[What this task involves]: In the entries, find all lines that hold the word "JSON" and copy them.

[Listed records]:
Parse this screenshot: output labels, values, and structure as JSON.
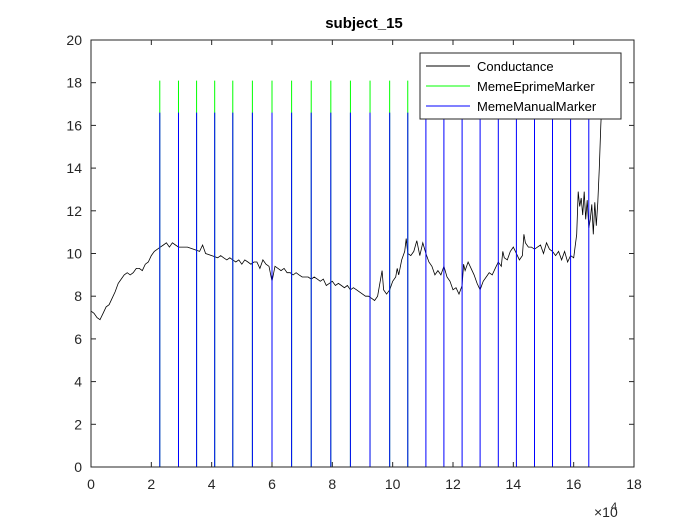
{
  "chart_data": {
    "type": "line",
    "title": "subject_15",
    "xlabel": "",
    "ylabel": "",
    "xlim": [
      0,
      180000
    ],
    "ylim": [
      0,
      20
    ],
    "x_ticks": [
      0,
      20000,
      40000,
      60000,
      80000,
      100000,
      120000,
      140000,
      160000,
      180000
    ],
    "x_tick_labels": [
      "0",
      "2",
      "4",
      "6",
      "8",
      "10",
      "12",
      "14",
      "16",
      "18"
    ],
    "x_exponent_base": "×10",
    "x_exponent_power": "4",
    "y_ticks": [
      0,
      2,
      4,
      6,
      8,
      10,
      12,
      14,
      16,
      18,
      20
    ],
    "y_tick_labels": [
      "0",
      "2",
      "4",
      "6",
      "8",
      "10",
      "12",
      "14",
      "16",
      "18",
      "20"
    ],
    "grid": false,
    "legend_position": "top-right",
    "series": [
      {
        "name": "Conductance",
        "color": "#000000",
        "points": [
          [
            0,
            7.3
          ],
          [
            1000,
            7.2
          ],
          [
            2000,
            7.0
          ],
          [
            3000,
            6.9
          ],
          [
            4000,
            7.2
          ],
          [
            5000,
            7.5
          ],
          [
            6000,
            7.6
          ],
          [
            7000,
            7.9
          ],
          [
            8000,
            8.2
          ],
          [
            9000,
            8.6
          ],
          [
            10000,
            8.8
          ],
          [
            11000,
            9.0
          ],
          [
            12000,
            9.1
          ],
          [
            13000,
            9.0
          ],
          [
            14000,
            9.1
          ],
          [
            15000,
            9.3
          ],
          [
            16000,
            9.3
          ],
          [
            17000,
            9.2
          ],
          [
            18000,
            9.5
          ],
          [
            19000,
            9.6
          ],
          [
            20000,
            9.9
          ],
          [
            21000,
            10.1
          ],
          [
            22000,
            10.2
          ],
          [
            23000,
            10.3
          ],
          [
            24000,
            10.4
          ],
          [
            25000,
            10.5
          ],
          [
            26000,
            10.3
          ],
          [
            27000,
            10.5
          ],
          [
            28000,
            10.4
          ],
          [
            29000,
            10.3
          ],
          [
            30000,
            10.3
          ],
          [
            32000,
            10.3
          ],
          [
            34000,
            10.2
          ],
          [
            36000,
            10.1
          ],
          [
            37000,
            10.4
          ],
          [
            38000,
            10.0
          ],
          [
            40000,
            9.9
          ],
          [
            42000,
            9.8
          ],
          [
            43000,
            9.9
          ],
          [
            44000,
            9.8
          ],
          [
            45000,
            9.7
          ],
          [
            46000,
            9.8
          ],
          [
            47000,
            9.7
          ],
          [
            48000,
            9.6
          ],
          [
            49000,
            9.7
          ],
          [
            50000,
            9.5
          ],
          [
            51000,
            9.7
          ],
          [
            52000,
            9.6
          ],
          [
            53000,
            9.5
          ],
          [
            54000,
            9.6
          ],
          [
            55000,
            9.6
          ],
          [
            56000,
            9.3
          ],
          [
            57000,
            9.7
          ],
          [
            58000,
            9.5
          ],
          [
            59000,
            9.4
          ],
          [
            60000,
            8.7
          ],
          [
            61000,
            9.4
          ],
          [
            62000,
            9.3
          ],
          [
            63000,
            9.2
          ],
          [
            64000,
            9.3
          ],
          [
            65000,
            9.1
          ],
          [
            66000,
            9.1
          ],
          [
            67000,
            9.0
          ],
          [
            68000,
            9.1
          ],
          [
            69000,
            9.0
          ],
          [
            70000,
            8.9
          ],
          [
            71000,
            8.9
          ],
          [
            72000,
            8.9
          ],
          [
            73000,
            8.8
          ],
          [
            74000,
            8.9
          ],
          [
            75000,
            8.8
          ],
          [
            76000,
            8.7
          ],
          [
            77000,
            8.8
          ],
          [
            78000,
            8.5
          ],
          [
            79000,
            8.6
          ],
          [
            80000,
            8.7
          ],
          [
            81000,
            8.5
          ],
          [
            82000,
            8.6
          ],
          [
            83000,
            8.5
          ],
          [
            84000,
            8.4
          ],
          [
            85000,
            8.5
          ],
          [
            86000,
            8.3
          ],
          [
            87000,
            8.4
          ],
          [
            88000,
            8.3
          ],
          [
            89000,
            8.2
          ],
          [
            90000,
            8.1
          ],
          [
            91000,
            8.0
          ],
          [
            92000,
            8.0
          ],
          [
            93000,
            7.9
          ],
          [
            94000,
            7.8
          ],
          [
            95000,
            8.0
          ],
          [
            96000,
            8.8
          ],
          [
            96500,
            9.2
          ],
          [
            97000,
            8.3
          ],
          [
            98000,
            8.1
          ],
          [
            99000,
            8.3
          ],
          [
            100000,
            8.7
          ],
          [
            101000,
            8.9
          ],
          [
            101500,
            9.3
          ],
          [
            102000,
            9.0
          ],
          [
            103000,
            9.7
          ],
          [
            104000,
            10.1
          ],
          [
            104500,
            10.7
          ],
          [
            105000,
            10.0
          ],
          [
            106000,
            9.9
          ],
          [
            107000,
            10.1
          ],
          [
            108000,
            10.6
          ],
          [
            109000,
            9.9
          ],
          [
            110000,
            10.5
          ],
          [
            111000,
            10.0
          ],
          [
            112000,
            9.6
          ],
          [
            113000,
            9.4
          ],
          [
            114000,
            9.0
          ],
          [
            115000,
            9.2
          ],
          [
            116000,
            9.0
          ],
          [
            117000,
            9.4
          ],
          [
            118000,
            8.9
          ],
          [
            119000,
            8.7
          ],
          [
            120000,
            8.3
          ],
          [
            121000,
            8.4
          ],
          [
            122000,
            8.1
          ],
          [
            123000,
            8.5
          ],
          [
            123500,
            9.5
          ],
          [
            124000,
            9.2
          ],
          [
            125000,
            9.6
          ],
          [
            126000,
            9.3
          ],
          [
            127000,
            9.0
          ],
          [
            128000,
            8.6
          ],
          [
            129000,
            8.3
          ],
          [
            130000,
            8.7
          ],
          [
            131000,
            8.9
          ],
          [
            132000,
            9.1
          ],
          [
            133000,
            9.0
          ],
          [
            134000,
            9.3
          ],
          [
            135000,
            9.6
          ],
          [
            136000,
            9.4
          ],
          [
            136500,
            10.1
          ],
          [
            137000,
            9.8
          ],
          [
            138000,
            9.7
          ],
          [
            139000,
            10.1
          ],
          [
            140000,
            10.3
          ],
          [
            141000,
            10.0
          ],
          [
            142000,
            9.7
          ],
          [
            143000,
            9.9
          ],
          [
            143500,
            10.9
          ],
          [
            144000,
            10.5
          ],
          [
            145000,
            10.3
          ],
          [
            146000,
            10.3
          ],
          [
            147000,
            10.2
          ],
          [
            148000,
            10.3
          ],
          [
            149000,
            10.4
          ],
          [
            150000,
            10.0
          ],
          [
            151000,
            10.5
          ],
          [
            152000,
            10.2
          ],
          [
            153000,
            10.1
          ],
          [
            154000,
            9.9
          ],
          [
            155000,
            10.1
          ],
          [
            156000,
            9.7
          ],
          [
            157000,
            10.1
          ],
          [
            158000,
            9.6
          ],
          [
            159000,
            9.9
          ],
          [
            160000,
            9.8
          ],
          [
            161000,
            10.9
          ],
          [
            161500,
            12.9
          ],
          [
            162000,
            12.2
          ],
          [
            162500,
            12.6
          ],
          [
            163000,
            11.8
          ],
          [
            163500,
            12.9
          ],
          [
            164000,
            11.6
          ],
          [
            164500,
            12.5
          ],
          [
            165000,
            11.2
          ],
          [
            165500,
            11.6
          ],
          [
            166000,
            12.3
          ],
          [
            166500,
            10.9
          ],
          [
            167000,
            12.4
          ],
          [
            167500,
            11.3
          ],
          [
            168000,
            12.4
          ],
          [
            168500,
            14.0
          ],
          [
            169000,
            16.0
          ],
          [
            169500,
            17.5
          ]
        ]
      },
      {
        "name": "MemeEprimeMarker",
        "color": "#00ff00",
        "marker_height": 18.1,
        "x": [
          22800,
          29000,
          35000,
          41000,
          47000,
          53500,
          60000,
          66500,
          73000,
          79500,
          86000,
          92500,
          99000,
          105000
        ]
      },
      {
        "name": "MemeManualMarker",
        "color": "#0000ff",
        "marker_height": 16.6,
        "x": [
          22800,
          29000,
          35000,
          41000,
          47000,
          53500,
          60000,
          66500,
          73000,
          79500,
          86000,
          92500,
          99000,
          105000,
          111000,
          117000,
          123000,
          129000,
          135000,
          141000,
          147000,
          153000,
          159000,
          165000
        ],
        "x_end": 170000
      }
    ]
  }
}
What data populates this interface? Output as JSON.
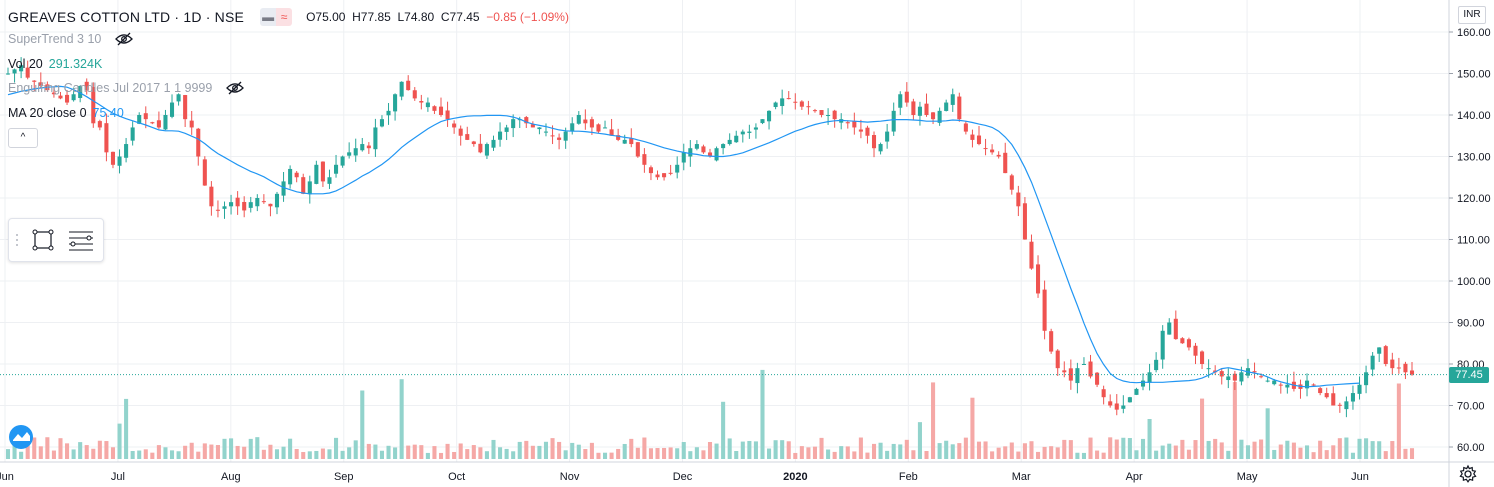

[Written solution]:
Parse this screenshot: output labels, values, and structure as JSON.
What data populates this interface? Output as JSON.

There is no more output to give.